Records
● ● ● ●
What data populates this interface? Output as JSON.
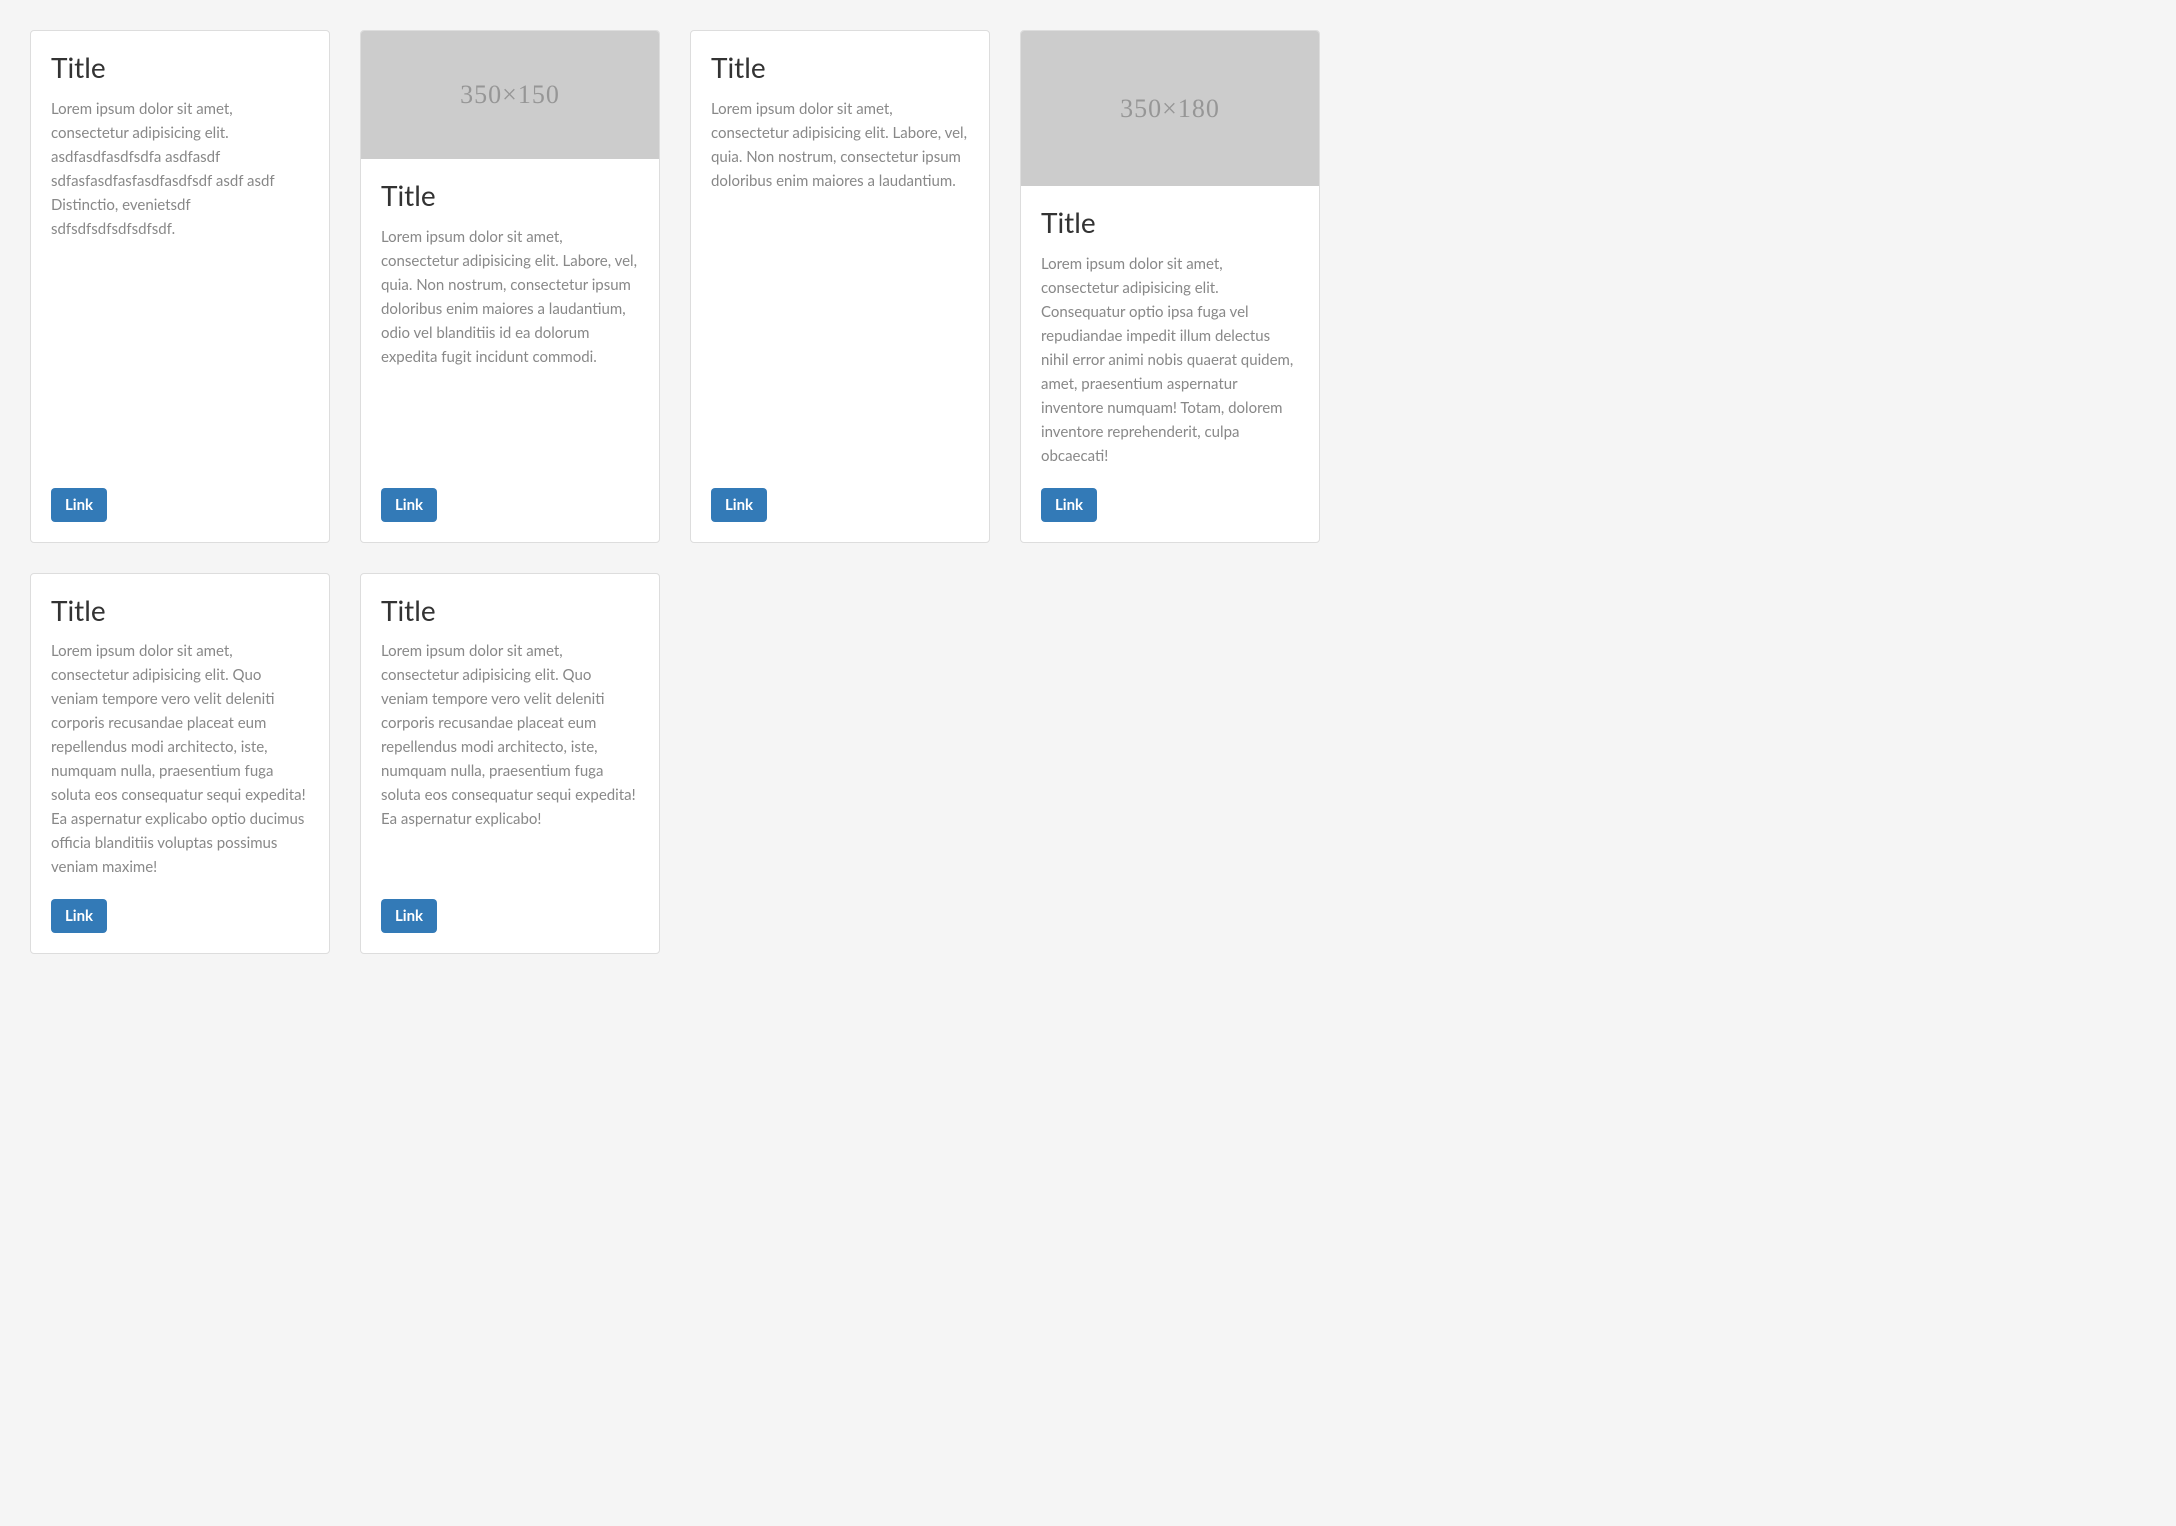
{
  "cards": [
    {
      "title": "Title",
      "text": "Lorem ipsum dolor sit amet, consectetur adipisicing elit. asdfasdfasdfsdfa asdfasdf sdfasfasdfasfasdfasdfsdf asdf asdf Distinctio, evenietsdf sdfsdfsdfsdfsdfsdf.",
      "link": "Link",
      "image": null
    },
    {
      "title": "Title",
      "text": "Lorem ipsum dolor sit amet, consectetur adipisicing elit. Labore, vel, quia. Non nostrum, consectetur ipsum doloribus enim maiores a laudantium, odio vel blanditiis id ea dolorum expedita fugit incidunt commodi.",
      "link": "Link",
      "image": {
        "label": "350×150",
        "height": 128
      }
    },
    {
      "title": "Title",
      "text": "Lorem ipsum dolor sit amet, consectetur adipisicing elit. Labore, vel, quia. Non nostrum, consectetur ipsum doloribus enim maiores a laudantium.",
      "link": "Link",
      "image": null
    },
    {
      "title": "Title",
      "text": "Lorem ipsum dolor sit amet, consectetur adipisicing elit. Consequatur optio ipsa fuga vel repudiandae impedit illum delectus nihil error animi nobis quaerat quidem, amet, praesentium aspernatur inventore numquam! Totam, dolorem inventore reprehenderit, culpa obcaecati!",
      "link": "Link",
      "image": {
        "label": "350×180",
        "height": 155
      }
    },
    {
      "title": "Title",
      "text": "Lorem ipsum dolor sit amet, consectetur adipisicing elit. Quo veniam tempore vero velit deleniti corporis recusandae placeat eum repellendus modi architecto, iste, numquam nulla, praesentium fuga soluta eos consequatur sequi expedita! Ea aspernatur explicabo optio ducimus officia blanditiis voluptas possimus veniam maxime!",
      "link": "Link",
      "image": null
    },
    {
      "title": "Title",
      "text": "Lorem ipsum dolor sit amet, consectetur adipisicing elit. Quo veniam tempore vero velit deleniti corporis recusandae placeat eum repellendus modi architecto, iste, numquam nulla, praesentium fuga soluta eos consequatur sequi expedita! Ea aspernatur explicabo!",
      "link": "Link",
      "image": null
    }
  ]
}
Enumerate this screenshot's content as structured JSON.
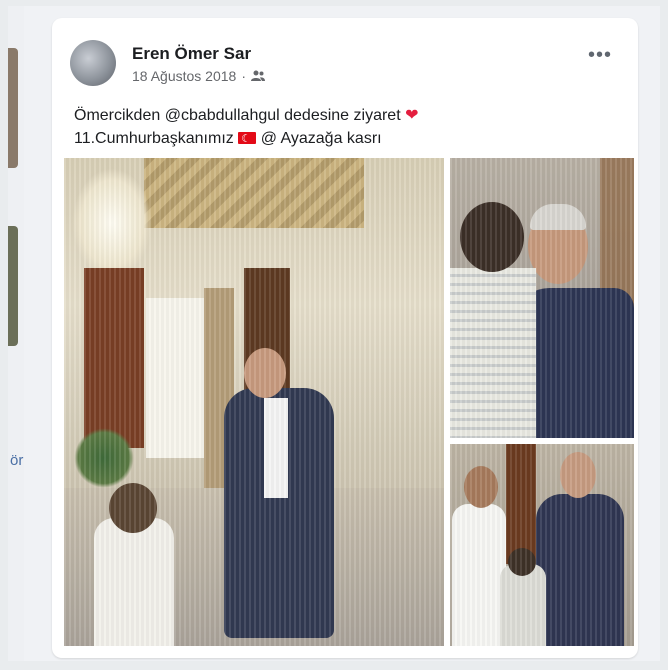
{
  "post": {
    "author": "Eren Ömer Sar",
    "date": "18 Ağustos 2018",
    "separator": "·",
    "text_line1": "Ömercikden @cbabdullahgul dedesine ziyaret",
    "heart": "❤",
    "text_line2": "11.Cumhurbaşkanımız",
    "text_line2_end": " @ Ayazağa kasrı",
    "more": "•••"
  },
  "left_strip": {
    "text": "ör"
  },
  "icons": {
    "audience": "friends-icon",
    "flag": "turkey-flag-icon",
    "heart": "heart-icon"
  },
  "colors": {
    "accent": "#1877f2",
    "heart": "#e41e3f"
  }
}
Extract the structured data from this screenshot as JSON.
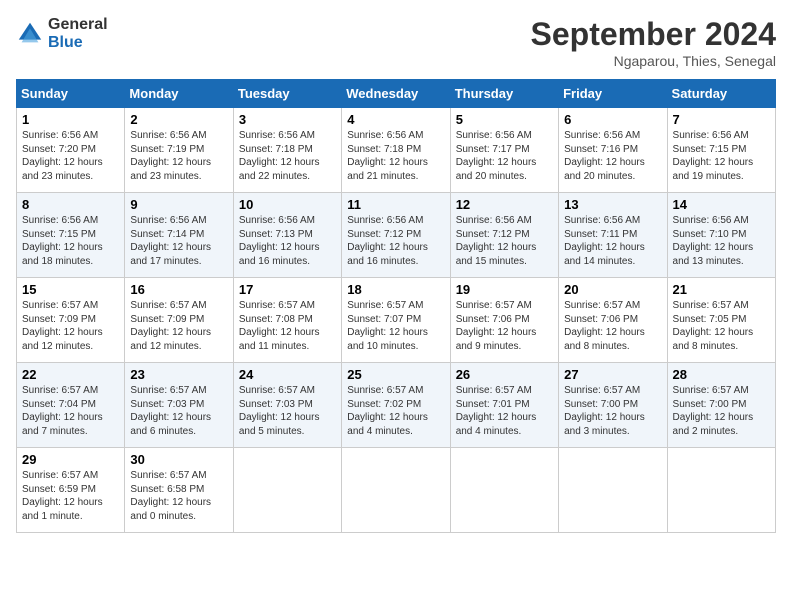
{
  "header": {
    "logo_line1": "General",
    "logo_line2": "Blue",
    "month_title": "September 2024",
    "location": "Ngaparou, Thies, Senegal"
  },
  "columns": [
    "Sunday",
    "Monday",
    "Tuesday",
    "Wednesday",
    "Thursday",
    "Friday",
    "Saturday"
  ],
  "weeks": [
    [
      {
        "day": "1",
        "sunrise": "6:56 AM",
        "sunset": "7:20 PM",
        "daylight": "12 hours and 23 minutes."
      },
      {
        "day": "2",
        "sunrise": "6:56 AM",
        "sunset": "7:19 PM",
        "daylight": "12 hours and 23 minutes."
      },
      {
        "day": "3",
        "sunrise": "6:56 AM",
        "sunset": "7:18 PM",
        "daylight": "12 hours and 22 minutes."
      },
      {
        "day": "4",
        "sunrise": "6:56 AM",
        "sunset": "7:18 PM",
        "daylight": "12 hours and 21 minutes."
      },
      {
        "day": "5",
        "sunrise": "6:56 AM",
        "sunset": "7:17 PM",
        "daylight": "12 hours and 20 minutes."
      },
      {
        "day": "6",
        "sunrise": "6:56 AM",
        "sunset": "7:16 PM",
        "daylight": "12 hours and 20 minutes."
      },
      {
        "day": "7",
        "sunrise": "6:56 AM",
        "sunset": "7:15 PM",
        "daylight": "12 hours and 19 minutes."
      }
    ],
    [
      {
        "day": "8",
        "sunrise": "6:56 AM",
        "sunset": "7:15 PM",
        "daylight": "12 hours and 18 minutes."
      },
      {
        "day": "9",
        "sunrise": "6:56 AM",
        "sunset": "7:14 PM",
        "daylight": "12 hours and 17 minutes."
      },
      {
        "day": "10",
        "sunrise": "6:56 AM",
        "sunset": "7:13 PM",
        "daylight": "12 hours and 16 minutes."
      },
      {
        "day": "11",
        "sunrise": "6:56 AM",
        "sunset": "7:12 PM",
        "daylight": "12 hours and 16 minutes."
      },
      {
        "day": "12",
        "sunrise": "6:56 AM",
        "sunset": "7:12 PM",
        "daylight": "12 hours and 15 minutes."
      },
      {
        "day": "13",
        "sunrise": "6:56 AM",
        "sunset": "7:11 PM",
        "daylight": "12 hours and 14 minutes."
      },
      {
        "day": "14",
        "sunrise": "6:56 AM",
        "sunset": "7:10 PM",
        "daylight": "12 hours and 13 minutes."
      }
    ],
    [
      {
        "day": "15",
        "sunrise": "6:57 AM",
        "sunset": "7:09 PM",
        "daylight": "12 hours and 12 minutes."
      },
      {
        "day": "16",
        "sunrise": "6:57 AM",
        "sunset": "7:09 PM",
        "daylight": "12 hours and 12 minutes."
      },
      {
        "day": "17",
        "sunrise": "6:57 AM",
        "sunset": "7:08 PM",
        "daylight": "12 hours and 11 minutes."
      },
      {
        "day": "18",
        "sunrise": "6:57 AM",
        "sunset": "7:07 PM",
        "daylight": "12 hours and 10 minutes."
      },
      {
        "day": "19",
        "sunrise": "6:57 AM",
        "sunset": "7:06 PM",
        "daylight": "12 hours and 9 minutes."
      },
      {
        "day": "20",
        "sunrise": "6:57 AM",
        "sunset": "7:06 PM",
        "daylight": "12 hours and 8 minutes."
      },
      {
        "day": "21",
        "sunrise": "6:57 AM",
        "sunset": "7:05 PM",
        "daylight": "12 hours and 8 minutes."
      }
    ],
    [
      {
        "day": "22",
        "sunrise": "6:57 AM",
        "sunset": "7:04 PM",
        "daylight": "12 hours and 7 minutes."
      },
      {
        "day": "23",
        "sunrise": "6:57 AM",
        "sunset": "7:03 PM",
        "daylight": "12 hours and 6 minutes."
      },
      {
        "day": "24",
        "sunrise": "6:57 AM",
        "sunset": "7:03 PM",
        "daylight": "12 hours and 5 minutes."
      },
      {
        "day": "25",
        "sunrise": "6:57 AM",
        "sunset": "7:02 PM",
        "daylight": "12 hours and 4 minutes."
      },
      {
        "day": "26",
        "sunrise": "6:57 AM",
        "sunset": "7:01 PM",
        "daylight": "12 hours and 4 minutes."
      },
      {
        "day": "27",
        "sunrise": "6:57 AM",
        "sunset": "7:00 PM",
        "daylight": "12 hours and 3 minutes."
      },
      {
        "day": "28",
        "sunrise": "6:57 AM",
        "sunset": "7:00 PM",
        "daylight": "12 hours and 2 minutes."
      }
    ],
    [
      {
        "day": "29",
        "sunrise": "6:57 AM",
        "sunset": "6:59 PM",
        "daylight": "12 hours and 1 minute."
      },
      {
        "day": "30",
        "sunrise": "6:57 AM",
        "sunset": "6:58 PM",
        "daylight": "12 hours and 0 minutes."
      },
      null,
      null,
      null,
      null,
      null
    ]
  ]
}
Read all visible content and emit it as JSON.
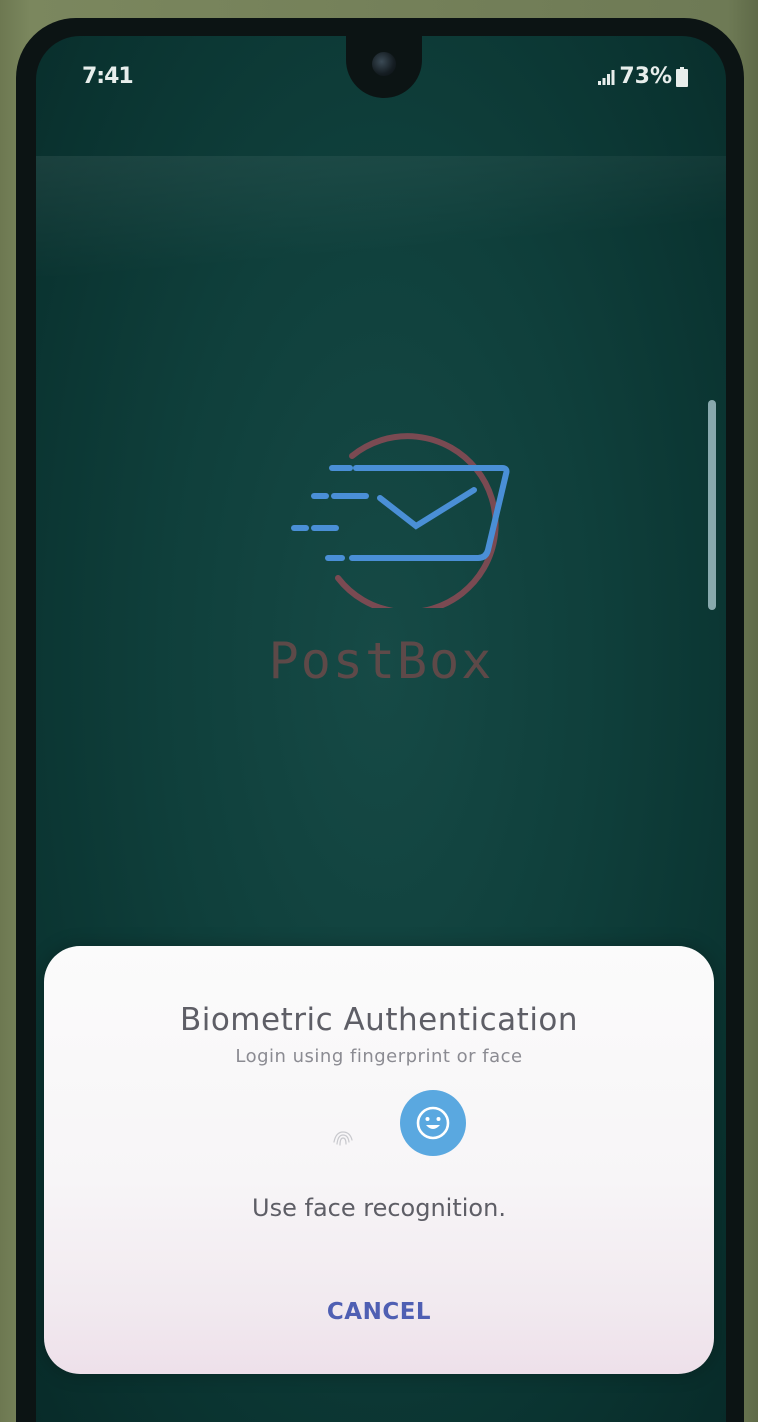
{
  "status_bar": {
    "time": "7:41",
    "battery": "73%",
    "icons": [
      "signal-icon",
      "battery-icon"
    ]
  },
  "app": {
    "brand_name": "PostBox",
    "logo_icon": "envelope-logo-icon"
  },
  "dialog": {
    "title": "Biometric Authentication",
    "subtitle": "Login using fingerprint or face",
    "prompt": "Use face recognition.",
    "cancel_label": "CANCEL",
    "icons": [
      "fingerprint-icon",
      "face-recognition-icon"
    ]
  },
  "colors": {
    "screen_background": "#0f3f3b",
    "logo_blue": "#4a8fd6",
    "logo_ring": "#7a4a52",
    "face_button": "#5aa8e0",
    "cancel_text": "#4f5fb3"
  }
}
● ● ● ●
### Your objective:
Take the lines from the one that contains "Read all visible content and emit it as JSON." down to the last line of the listing above, both included, and set them down exactly, leaving out pictures.

### Result of the task:
Read all visible content and emit it as JSON.
{
  "status_bar": {
    "time": "7:41",
    "battery": "73%",
    "icons": [
      "signal-icon",
      "battery-icon"
    ]
  },
  "app": {
    "brand_name": "PostBox",
    "logo_icon": "envelope-logo-icon"
  },
  "dialog": {
    "title": "Biometric Authentication",
    "subtitle": "Login using fingerprint or face",
    "prompt": "Use face recognition.",
    "cancel_label": "CANCEL",
    "icons": [
      "fingerprint-icon",
      "face-recognition-icon"
    ]
  },
  "colors": {
    "screen_background": "#0f3f3b",
    "logo_blue": "#4a8fd6",
    "logo_ring": "#7a4a52",
    "face_button": "#5aa8e0",
    "cancel_text": "#4f5fb3"
  }
}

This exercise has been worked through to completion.